##### Selected passage #####
The day has finally arrived. Muse, English, art-rock band, has released a new album, The 2nd Law (T2L) and they certainly did not disappoint. Cleverly named, in a typical Muse-like fashion, the album consists of an array of musical genres, covering topics concerning worldwide politics masked by scientific theories and ideology.
To start, it must be said that this album might be one of the most well produced records of all time. Do not listen to this on your laptop or your, free, Apple headphones. Everything from the tone of the guitars to the echo of the drums needs to be taken into account – The 2nd Law is a production masterpiece.
With that said, a huge amount of credit needs to be given to the band for their musicianship. Prior to its release, Muse members described influences such as Queen, David Bowie, Led Zeppelin, Stevie Wonder and even Skrillex – this largely shows throughout each song on the album. Many reviews refer to these influences as “rip-offs”, yet they are really quite the opposite. Bellamy, Wolstenholme and Howard chose specific musical influences and complemented them in their own way. It’s truly inspiring to listen to a song influenced by several rock legends and actually pay tribute in a positive and unique way. This album has set the bar pretty high for other bands that claim to have musical “influences”, none of which ever show through their records.
##### Supplied information #####
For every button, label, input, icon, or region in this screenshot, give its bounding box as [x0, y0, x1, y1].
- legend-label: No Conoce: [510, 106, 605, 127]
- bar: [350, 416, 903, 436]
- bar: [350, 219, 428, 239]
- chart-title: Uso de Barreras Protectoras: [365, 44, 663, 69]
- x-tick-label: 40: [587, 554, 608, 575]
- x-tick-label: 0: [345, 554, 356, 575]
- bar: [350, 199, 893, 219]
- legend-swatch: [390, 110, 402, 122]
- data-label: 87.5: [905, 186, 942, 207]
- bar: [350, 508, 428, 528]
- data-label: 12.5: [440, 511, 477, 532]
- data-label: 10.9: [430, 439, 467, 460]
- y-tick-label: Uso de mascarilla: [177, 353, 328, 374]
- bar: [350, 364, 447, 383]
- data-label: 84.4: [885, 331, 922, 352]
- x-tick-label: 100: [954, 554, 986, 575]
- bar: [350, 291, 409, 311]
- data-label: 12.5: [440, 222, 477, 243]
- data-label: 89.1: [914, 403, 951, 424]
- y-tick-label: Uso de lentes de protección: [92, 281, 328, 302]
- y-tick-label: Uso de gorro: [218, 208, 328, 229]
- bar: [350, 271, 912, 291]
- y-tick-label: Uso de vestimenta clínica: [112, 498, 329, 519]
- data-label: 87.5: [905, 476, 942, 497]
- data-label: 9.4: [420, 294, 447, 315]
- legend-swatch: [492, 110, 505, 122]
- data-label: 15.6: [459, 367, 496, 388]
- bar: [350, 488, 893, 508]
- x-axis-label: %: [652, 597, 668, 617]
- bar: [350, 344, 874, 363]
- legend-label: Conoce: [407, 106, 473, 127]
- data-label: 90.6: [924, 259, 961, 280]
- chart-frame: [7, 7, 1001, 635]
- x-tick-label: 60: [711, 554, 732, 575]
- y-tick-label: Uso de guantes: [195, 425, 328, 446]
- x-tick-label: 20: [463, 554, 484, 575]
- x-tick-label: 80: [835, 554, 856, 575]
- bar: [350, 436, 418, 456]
#####
● **Exercises**
• A. Duplicate the stretch of the album review above from "The day has" through "theories and ideology.".
• B. Answer these questions using the album review above.
(i) What abbreviation does the review give for the album's title?
(ii) On what two kinds of equipment does the review say not to listen to the album?
(iii) Which three band members does the review name?

● **Solutions to the exercise**
• A.
The day has finally arrived. Muse, English, art-rock band, has released a new album, The 2nd Law (T2L) and they certainly did not disappoint. Cleverly named, in a typical Muse-like fashion, the album consists of an array of musical genres, covering topics concerning worldwide politics masked by scientific theories and ideology.

• B.
(i) T2L
(ii) A laptop and the free Apple headphones
(iii) Bellamy, Wolstenholme and Howard